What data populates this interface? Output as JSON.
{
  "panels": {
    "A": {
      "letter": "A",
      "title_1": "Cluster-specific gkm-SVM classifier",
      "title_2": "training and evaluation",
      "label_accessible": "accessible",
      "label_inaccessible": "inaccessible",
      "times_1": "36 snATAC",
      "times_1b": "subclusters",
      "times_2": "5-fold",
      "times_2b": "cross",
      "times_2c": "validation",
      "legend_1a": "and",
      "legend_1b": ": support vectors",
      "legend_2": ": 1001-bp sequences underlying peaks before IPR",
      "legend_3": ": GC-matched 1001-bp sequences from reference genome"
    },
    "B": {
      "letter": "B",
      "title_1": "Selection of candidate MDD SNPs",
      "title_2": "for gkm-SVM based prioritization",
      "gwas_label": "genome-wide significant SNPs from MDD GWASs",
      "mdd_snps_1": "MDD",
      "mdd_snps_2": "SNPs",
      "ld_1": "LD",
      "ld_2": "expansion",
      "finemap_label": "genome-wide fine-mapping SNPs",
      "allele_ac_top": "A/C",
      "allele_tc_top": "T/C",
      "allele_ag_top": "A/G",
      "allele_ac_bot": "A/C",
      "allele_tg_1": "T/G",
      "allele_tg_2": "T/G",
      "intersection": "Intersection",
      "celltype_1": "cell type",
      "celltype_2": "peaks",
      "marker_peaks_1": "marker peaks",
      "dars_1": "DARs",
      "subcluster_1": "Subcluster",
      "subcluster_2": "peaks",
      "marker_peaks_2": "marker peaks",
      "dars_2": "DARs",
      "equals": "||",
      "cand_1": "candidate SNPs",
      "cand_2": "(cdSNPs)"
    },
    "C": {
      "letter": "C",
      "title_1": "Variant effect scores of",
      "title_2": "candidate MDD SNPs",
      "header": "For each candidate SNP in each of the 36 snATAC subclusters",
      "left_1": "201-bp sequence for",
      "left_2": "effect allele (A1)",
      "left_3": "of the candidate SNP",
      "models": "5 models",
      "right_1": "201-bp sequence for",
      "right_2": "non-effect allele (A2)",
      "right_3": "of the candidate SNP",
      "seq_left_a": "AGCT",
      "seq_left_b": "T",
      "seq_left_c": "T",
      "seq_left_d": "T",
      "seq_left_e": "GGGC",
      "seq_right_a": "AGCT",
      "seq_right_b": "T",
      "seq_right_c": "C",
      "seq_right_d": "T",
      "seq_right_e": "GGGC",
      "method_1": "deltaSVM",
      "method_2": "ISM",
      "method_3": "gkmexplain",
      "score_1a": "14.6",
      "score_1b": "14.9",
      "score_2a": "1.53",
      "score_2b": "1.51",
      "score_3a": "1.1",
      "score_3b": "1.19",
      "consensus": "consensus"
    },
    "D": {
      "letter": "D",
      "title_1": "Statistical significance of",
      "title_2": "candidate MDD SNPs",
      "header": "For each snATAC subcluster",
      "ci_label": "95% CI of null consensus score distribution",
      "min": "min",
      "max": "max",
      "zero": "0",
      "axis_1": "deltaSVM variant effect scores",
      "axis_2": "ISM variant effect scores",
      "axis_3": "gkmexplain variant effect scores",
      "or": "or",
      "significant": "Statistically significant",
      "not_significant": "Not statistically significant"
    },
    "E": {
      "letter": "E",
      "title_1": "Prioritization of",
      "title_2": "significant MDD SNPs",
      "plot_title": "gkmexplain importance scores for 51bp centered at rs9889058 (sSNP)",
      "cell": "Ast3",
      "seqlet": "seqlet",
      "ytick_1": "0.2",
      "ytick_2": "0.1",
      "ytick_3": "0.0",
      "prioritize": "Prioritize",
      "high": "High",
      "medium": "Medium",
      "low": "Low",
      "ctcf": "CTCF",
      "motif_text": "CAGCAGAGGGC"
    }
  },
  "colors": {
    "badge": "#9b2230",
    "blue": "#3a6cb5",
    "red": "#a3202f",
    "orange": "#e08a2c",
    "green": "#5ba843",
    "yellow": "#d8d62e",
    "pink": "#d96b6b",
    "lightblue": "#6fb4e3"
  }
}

Instructions to follow >> Across the records above, count the lines holding "each" and reply with that number alone.

Solution >> 2